RECORDS FOR PROCESSING |
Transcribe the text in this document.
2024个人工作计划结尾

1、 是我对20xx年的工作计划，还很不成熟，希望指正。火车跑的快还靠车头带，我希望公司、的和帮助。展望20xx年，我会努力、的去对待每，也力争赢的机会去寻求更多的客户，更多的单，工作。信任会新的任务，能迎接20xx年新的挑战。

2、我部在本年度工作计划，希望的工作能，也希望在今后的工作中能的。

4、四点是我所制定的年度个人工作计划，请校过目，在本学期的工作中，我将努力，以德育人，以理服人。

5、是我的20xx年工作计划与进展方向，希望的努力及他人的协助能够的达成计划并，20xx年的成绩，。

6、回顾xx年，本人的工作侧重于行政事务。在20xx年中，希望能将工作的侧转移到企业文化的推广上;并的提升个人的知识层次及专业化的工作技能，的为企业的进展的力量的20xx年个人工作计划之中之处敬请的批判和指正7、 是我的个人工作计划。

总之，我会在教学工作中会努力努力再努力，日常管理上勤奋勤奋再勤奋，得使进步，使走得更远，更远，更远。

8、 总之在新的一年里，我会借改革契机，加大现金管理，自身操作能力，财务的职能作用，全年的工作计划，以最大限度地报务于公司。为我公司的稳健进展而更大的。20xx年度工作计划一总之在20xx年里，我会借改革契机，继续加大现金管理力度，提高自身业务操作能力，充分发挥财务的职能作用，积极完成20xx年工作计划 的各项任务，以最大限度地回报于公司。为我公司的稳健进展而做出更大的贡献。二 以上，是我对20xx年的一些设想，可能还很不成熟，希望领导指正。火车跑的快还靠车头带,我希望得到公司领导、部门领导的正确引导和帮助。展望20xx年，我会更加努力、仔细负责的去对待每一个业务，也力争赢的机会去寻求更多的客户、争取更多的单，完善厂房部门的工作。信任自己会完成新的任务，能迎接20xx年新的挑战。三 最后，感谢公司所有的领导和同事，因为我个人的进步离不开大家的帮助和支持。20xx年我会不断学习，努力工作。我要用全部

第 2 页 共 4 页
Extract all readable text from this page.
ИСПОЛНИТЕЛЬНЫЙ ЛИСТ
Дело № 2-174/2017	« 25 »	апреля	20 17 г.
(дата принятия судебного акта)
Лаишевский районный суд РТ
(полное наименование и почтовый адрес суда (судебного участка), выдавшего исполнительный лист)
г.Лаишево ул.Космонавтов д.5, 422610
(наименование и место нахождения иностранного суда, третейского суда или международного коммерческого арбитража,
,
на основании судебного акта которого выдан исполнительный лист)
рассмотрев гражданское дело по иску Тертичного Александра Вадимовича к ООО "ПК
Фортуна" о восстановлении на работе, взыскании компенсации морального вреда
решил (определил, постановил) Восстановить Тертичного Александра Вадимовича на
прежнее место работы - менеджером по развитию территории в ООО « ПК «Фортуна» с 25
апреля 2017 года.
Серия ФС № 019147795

INSTRUCTIONS FOR THE TASK | Scan the material above. Copy each line that holds the word "место".

TASK RESULT |
(наименование и место нахождения иностранного суда, третейского суда или международного коммерческого арбитража,
прежнее место работы - менеджером по развитию территории в ООО « ПК «Фортуна» с 25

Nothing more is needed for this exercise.